The request =
Among the following entries, count the lines that contain "text" and report only the result.

Provided material =

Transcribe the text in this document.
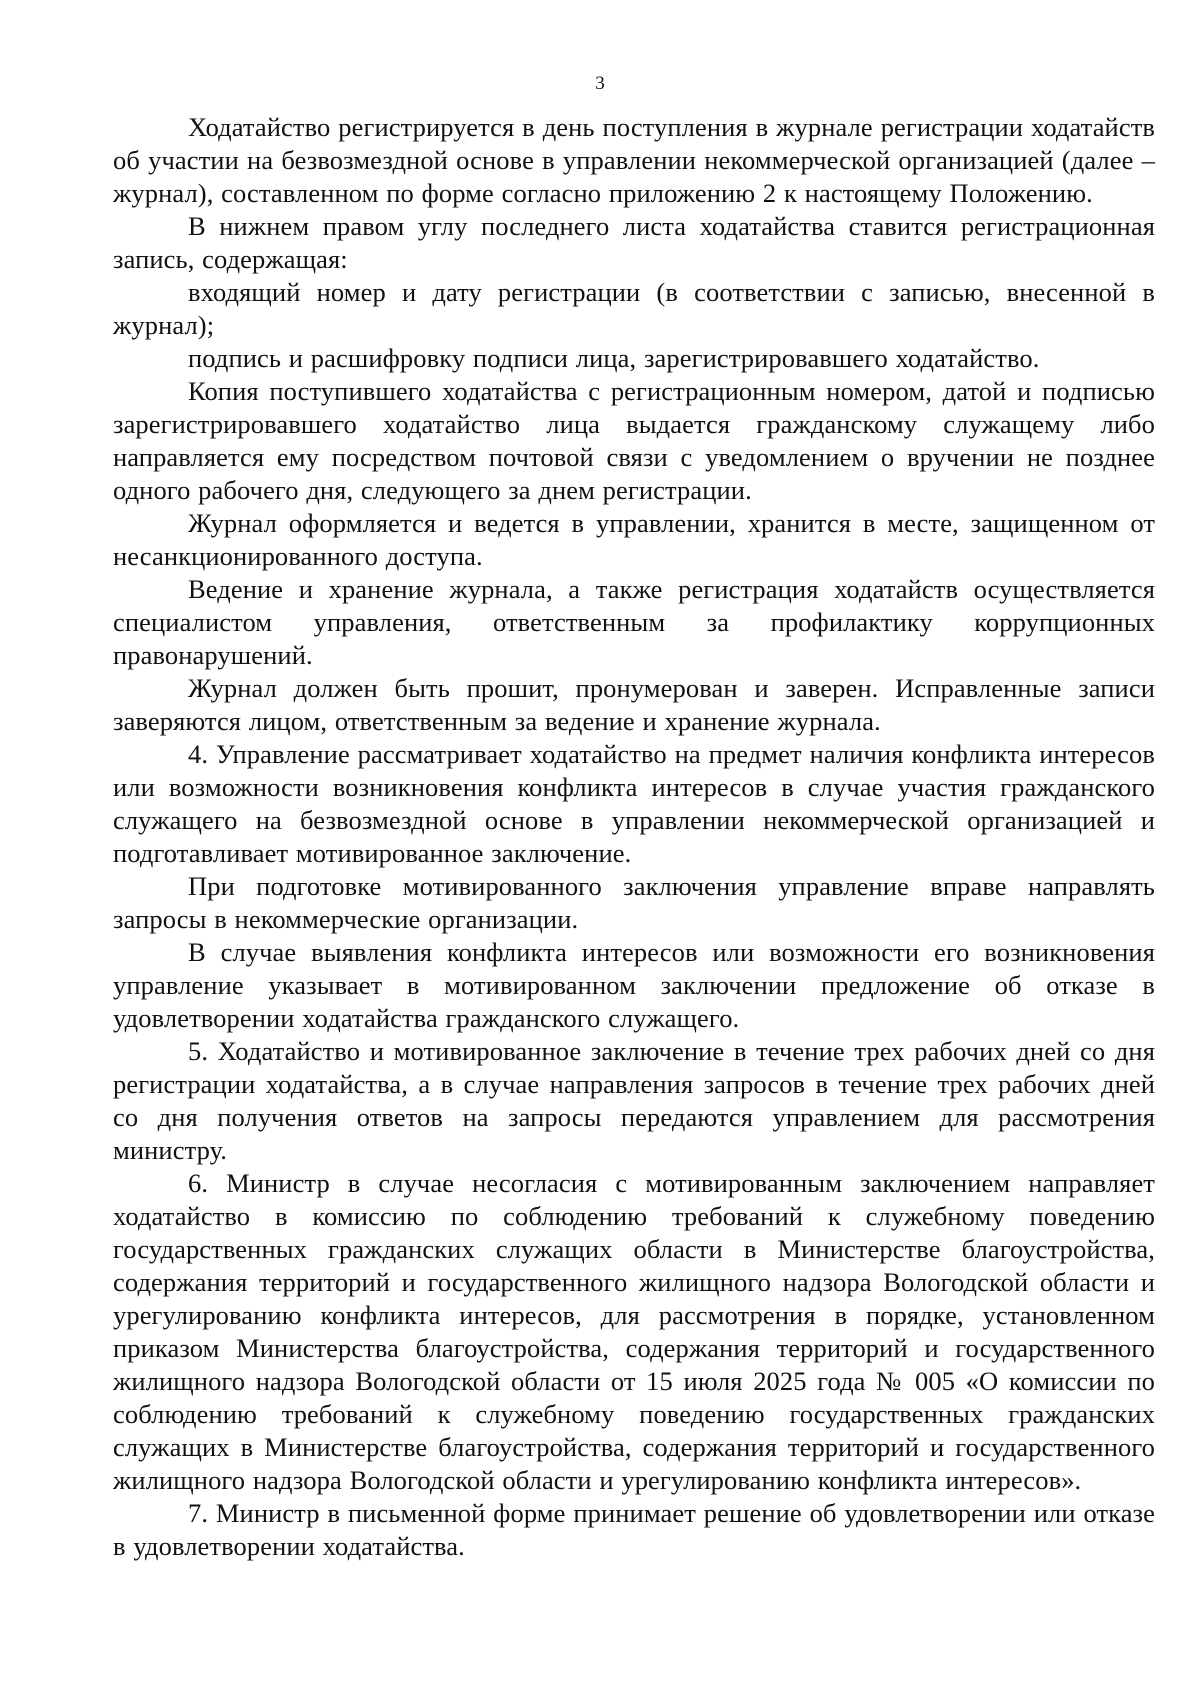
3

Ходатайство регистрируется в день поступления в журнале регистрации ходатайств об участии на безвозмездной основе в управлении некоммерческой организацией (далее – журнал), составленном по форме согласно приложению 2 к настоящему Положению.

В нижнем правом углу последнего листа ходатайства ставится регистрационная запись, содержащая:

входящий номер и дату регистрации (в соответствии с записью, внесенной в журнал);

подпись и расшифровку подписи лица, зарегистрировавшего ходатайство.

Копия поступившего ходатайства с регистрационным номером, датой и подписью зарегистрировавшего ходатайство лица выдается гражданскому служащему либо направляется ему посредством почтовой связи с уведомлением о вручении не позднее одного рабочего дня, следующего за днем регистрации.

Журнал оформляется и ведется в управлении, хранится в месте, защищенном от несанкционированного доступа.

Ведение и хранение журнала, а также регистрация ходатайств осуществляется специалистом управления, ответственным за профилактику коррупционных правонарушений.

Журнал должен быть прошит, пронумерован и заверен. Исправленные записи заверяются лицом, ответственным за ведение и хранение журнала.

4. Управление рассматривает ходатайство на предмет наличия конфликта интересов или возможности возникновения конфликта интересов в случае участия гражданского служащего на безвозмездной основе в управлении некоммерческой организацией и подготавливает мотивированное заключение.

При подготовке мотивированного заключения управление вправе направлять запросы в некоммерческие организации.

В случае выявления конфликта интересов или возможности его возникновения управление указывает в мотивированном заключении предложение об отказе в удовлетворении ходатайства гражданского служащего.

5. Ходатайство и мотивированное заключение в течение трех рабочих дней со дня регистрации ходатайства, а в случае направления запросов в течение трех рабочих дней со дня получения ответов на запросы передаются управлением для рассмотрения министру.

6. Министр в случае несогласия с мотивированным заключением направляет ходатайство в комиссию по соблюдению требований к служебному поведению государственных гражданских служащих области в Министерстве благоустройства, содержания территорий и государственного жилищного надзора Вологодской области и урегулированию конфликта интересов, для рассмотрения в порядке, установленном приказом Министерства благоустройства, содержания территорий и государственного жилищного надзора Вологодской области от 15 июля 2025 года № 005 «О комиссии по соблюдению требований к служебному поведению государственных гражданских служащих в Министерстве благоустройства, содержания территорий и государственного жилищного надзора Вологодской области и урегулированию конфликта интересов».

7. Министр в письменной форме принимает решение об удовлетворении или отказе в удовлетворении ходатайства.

--

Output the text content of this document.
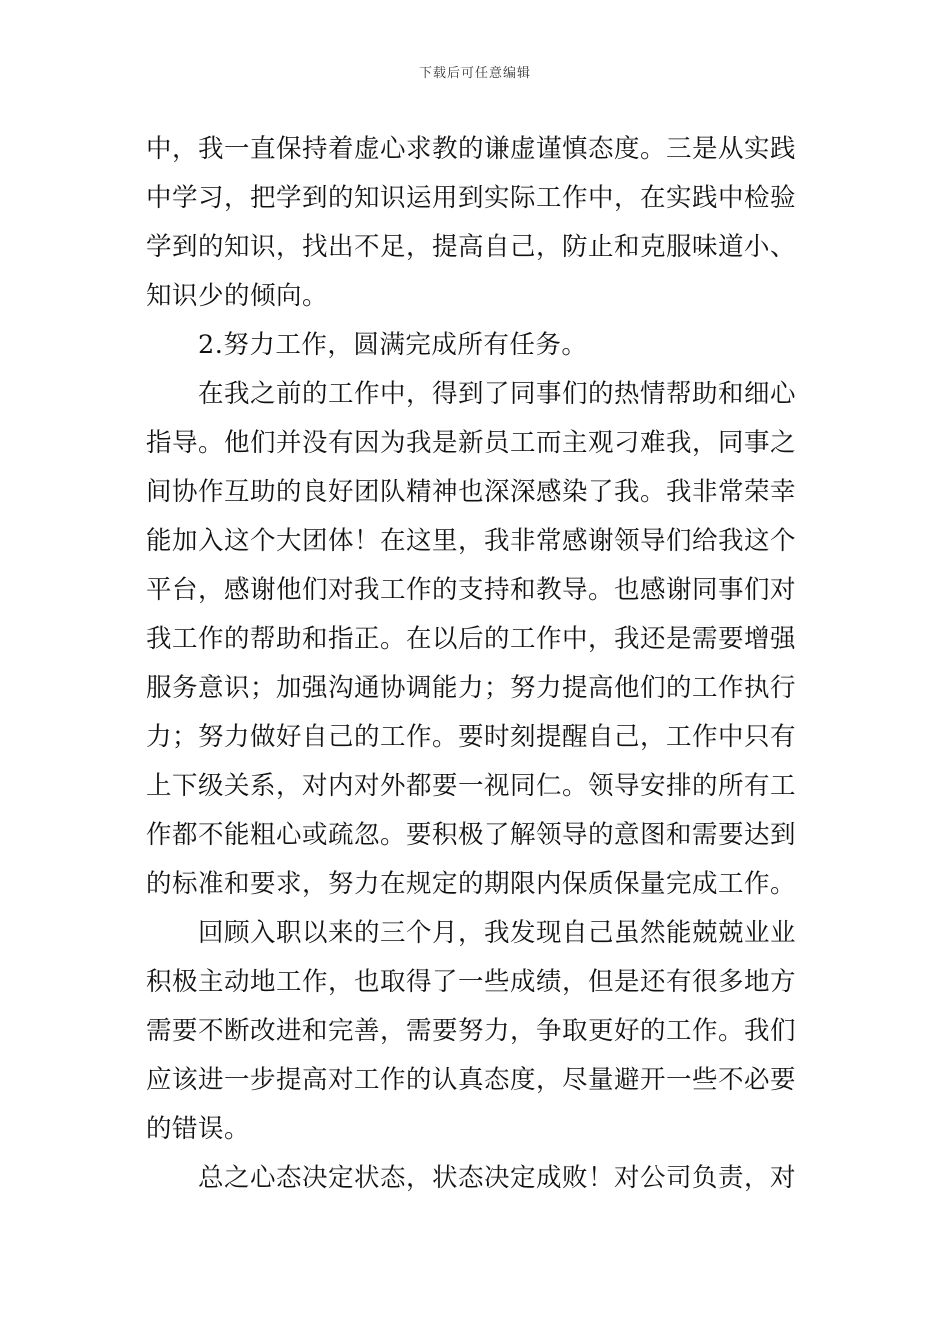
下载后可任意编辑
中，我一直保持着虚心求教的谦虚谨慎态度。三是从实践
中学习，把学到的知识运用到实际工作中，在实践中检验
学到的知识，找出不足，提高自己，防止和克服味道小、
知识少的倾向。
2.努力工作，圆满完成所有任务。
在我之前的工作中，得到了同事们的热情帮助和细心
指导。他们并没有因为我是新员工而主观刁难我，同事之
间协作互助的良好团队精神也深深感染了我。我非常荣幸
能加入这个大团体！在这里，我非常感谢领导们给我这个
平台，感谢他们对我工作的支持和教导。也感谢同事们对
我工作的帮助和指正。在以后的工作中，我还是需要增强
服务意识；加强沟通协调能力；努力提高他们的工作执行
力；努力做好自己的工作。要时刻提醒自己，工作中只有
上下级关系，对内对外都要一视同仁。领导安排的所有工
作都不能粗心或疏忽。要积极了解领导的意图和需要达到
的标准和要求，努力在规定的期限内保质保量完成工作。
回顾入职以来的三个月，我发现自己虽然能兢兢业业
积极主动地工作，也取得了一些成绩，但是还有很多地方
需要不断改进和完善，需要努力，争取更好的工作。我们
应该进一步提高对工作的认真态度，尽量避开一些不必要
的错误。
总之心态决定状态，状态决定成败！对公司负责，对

---

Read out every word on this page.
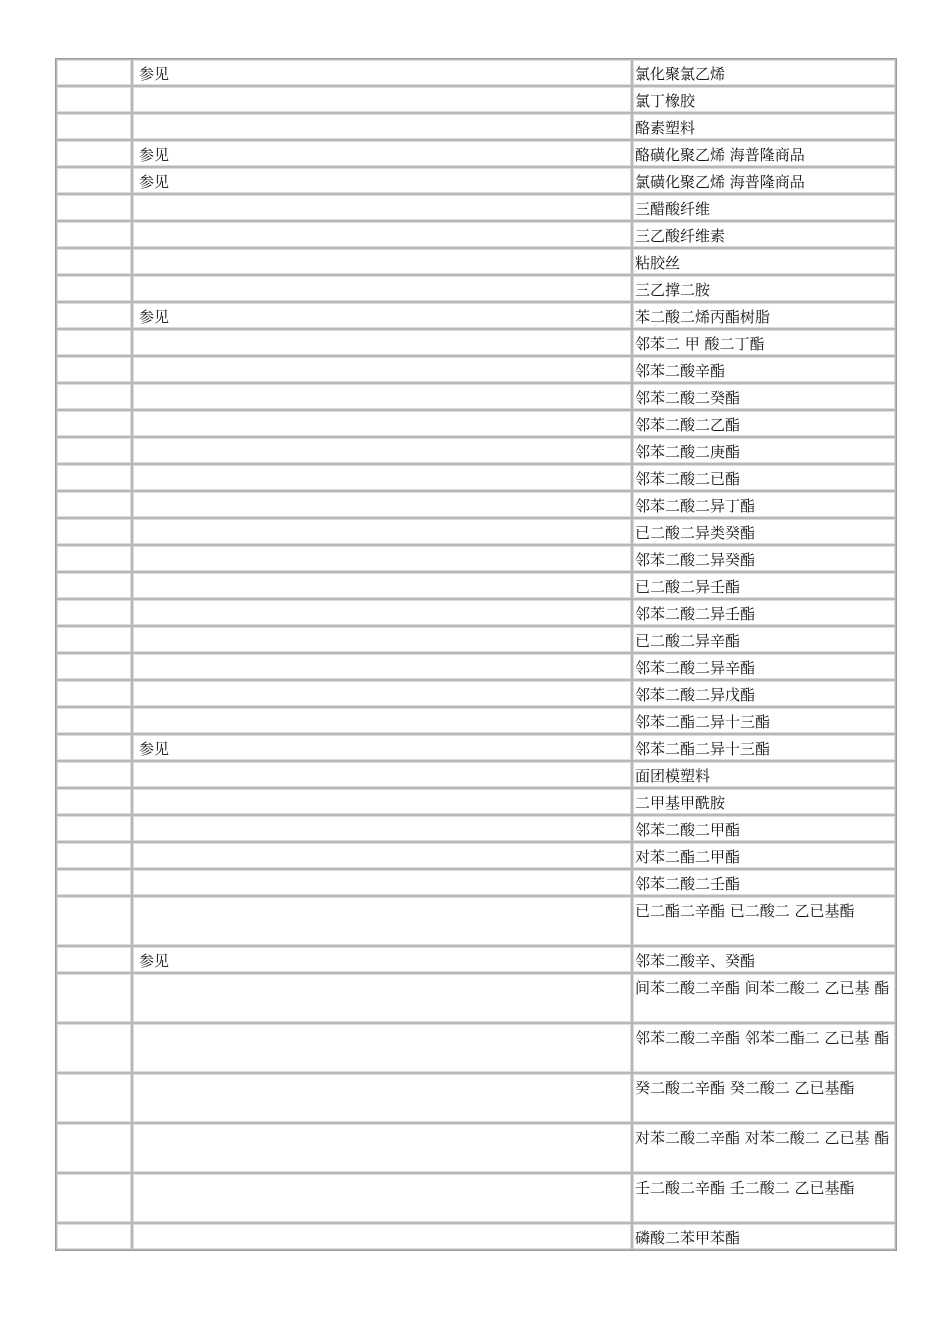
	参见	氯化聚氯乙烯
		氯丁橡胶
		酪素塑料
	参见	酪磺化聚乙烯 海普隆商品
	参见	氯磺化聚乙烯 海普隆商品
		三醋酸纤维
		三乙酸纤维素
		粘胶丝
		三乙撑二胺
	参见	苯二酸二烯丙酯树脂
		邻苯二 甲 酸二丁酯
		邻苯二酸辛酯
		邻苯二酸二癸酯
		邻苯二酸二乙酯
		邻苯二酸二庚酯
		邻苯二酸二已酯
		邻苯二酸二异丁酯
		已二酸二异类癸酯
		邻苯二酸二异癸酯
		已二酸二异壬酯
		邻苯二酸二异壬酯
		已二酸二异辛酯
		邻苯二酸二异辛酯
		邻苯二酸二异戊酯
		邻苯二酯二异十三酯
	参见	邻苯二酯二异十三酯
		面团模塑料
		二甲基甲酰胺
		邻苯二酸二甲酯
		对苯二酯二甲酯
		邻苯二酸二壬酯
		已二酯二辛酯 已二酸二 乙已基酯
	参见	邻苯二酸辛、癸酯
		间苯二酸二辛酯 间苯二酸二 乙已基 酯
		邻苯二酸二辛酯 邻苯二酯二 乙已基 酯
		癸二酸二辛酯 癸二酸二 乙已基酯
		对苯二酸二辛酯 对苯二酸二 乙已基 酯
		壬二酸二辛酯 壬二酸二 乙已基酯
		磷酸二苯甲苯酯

Exercise response =
2